## DATASET EXCERPTS
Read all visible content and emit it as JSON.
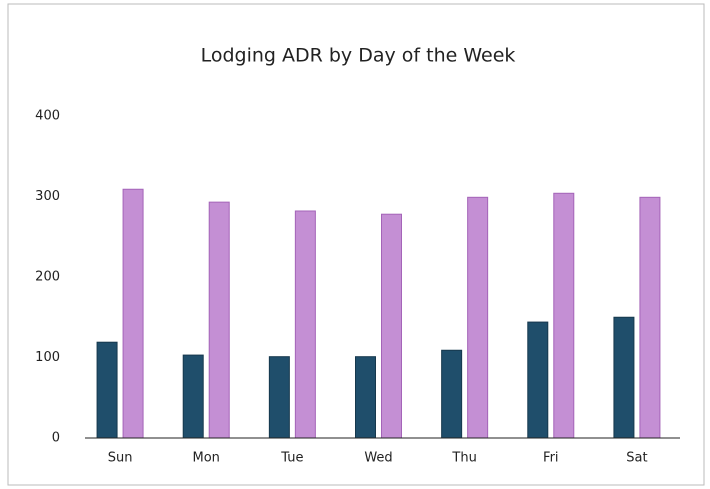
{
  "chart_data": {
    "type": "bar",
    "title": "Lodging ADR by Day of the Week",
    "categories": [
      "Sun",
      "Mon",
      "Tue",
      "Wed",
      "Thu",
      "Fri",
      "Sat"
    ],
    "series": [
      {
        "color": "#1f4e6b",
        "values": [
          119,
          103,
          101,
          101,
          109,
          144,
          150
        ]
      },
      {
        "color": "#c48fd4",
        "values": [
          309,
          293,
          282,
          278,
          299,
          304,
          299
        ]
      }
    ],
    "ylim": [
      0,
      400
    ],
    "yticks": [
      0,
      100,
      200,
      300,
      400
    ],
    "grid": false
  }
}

## PROBLEM
The records above need to be given again exactly. Omit the pictures.

## FINISHED TASK
Read all visible content and emit it as JSON.
{
  "chart_data": {
    "type": "bar",
    "title": "Lodging ADR by Day of the Week",
    "categories": [
      "Sun",
      "Mon",
      "Tue",
      "Wed",
      "Thu",
      "Fri",
      "Sat"
    ],
    "series": [
      {
        "color": "#1f4e6b",
        "values": [
          119,
          103,
          101,
          101,
          109,
          144,
          150
        ]
      },
      {
        "color": "#c48fd4",
        "values": [
          309,
          293,
          282,
          278,
          299,
          304,
          299
        ]
      }
    ],
    "ylim": [
      0,
      400
    ],
    "yticks": [
      0,
      100,
      200,
      300,
      400
    ],
    "grid": false
  }
}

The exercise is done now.